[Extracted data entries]
· · · ·
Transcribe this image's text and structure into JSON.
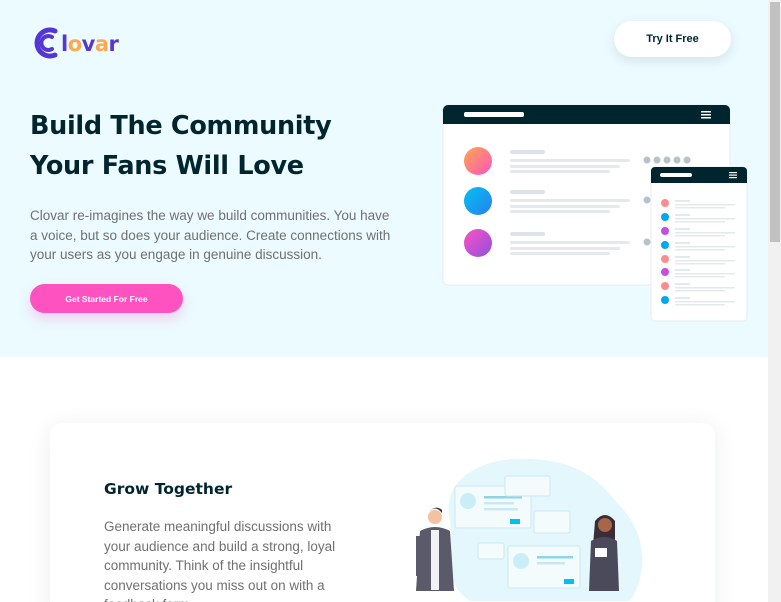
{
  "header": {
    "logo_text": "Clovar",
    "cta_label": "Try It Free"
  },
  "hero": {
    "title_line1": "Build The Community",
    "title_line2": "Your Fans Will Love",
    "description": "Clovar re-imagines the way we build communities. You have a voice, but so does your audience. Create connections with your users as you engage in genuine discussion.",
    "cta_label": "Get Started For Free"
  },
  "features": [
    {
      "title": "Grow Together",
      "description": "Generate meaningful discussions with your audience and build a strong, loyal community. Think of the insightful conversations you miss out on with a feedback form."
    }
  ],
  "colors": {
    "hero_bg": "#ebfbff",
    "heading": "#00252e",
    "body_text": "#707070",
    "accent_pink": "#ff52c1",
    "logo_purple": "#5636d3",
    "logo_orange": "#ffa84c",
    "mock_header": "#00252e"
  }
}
· · · ·
PROBLEM STATEMENT: Output the records above exactly; leave out the pictures.

FINAL RESULT:
Transcribe this image's text and structure into JSON.
{
  "header": {
    "logo_text": "Clovar",
    "cta_label": "Try It Free"
  },
  "hero": {
    "title_line1": "Build The Community",
    "title_line2": "Your Fans Will Love",
    "description": "Clovar re-imagines the way we build communities. You have a voice, but so does your audience. Create connections with your users as you engage in genuine discussion.",
    "cta_label": "Get Started For Free"
  },
  "features": [
    {
      "title": "Grow Together",
      "description": "Generate meaningful discussions with your audience and build a strong, loyal community. Think of the insightful conversations you miss out on with a feedback form."
    }
  ],
  "colors": {
    "hero_bg": "#ebfbff",
    "heading": "#00252e",
    "body_text": "#707070",
    "accent_pink": "#ff52c1",
    "logo_purple": "#5636d3",
    "logo_orange": "#ffa84c",
    "mock_header": "#00252e"
  }
}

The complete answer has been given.